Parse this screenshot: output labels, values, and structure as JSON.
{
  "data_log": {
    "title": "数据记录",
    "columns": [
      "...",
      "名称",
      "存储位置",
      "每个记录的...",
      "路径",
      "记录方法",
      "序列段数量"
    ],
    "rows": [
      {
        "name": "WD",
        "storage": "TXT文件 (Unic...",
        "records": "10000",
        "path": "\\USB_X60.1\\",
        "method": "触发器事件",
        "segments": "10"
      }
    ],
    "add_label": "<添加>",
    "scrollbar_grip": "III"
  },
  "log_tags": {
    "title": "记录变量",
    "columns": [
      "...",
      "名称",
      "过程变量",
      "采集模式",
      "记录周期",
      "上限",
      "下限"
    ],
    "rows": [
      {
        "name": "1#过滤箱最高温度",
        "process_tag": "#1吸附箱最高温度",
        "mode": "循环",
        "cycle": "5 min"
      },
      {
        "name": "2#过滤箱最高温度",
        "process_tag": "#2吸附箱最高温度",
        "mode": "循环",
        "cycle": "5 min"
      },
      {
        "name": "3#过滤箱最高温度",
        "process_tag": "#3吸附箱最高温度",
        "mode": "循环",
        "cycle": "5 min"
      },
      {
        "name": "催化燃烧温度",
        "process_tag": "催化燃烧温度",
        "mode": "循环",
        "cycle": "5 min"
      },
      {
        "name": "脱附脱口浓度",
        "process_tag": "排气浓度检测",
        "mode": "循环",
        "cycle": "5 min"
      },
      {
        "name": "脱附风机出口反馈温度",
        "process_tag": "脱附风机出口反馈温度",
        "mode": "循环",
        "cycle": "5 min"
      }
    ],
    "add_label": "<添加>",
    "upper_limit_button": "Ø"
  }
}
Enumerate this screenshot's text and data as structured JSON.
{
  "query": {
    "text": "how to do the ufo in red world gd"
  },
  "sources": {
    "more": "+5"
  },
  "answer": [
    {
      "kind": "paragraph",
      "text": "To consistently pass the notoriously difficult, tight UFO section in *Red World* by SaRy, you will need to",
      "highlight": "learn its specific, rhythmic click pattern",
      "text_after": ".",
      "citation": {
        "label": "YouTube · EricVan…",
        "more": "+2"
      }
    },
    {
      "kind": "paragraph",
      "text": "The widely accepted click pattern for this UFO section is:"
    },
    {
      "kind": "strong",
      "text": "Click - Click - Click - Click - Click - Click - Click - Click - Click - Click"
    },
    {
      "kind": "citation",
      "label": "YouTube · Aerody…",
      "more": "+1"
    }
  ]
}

[WORK TO BE COMPLETED]: Reproduce the material verbatim, line by line.

[RESPONSE TO THE TASK]:
Parse this screenshot: output labels, values, and structure as JSON.
{
  "data_log": {
    "title": "数据记录",
    "columns": [
      "...",
      "名称",
      "存储位置",
      "每个记录的...",
      "路径",
      "记录方法",
      "序列段数量"
    ],
    "rows": [
      {
        "name": "WD",
        "storage": "TXT文件 (Unic...",
        "records": "10000",
        "path": "\\USB_X60.1\\",
        "method": "触发器事件",
        "segments": "10"
      }
    ],
    "add_label": "<添加>",
    "scrollbar_grip": "III"
  },
  "log_tags": {
    "title": "记录变量",
    "columns": [
      "...",
      "名称",
      "过程变量",
      "采集模式",
      "记录周期",
      "上限",
      "下限"
    ],
    "rows": [
      {
        "name": "1#过滤箱最高温度",
        "process_tag": "#1吸附箱最高温度",
        "mode": "循环",
        "cycle": "5 min"
      },
      {
        "name": "2#过滤箱最高温度",
        "process_tag": "#2吸附箱最高温度",
        "mode": "循环",
        "cycle": "5 min"
      },
      {
        "name": "3#过滤箱最高温度",
        "process_tag": "#3吸附箱最高温度",
        "mode": "循环",
        "cycle": "5 min"
      },
      {
        "name": "催化燃烧温度",
        "process_tag": "催化燃烧温度",
        "mode": "循环",
        "cycle": "5 min"
      },
      {
        "name": "脱附脱口浓度",
        "process_tag": "排气浓度检测",
        "mode": "循环",
        "cycle": "5 min"
      },
      {
        "name": "脱附风机出口反馈温度",
        "process_tag": "脱附风机出口反馈温度",
        "mode": "循环",
        "cycle": "5 min"
      }
    ],
    "add_label": "<添加>",
    "upper_limit_button": "Ø"
  }
}
Enumerate this screenshot's text and data as structured JSON.
{
  "query": {
    "text": "how to do the ufo in red world gd"
  },
  "sources": {
    "more": "+5"
  },
  "answer": [
    {
      "kind": "paragraph",
      "text": "To consistently pass the notoriously difficult, tight UFO section in *Red World* by SaRy, you will need to",
      "highlight": "learn its specific, rhythmic click pattern",
      "text_after": ".",
      "citation": {
        "label": "YouTube · EricVan…",
        "more": "+2"
      }
    },
    {
      "kind": "paragraph",
      "text": "The widely accepted click pattern for this UFO section is:"
    },
    {
      "kind": "strong",
      "text": "Click - Click - Click - Click - Click - Click - Click - Click - Click - Click"
    },
    {
      "kind": "citation",
      "label": "YouTube · Aerody…",
      "more": "+1"
    }
  ]
}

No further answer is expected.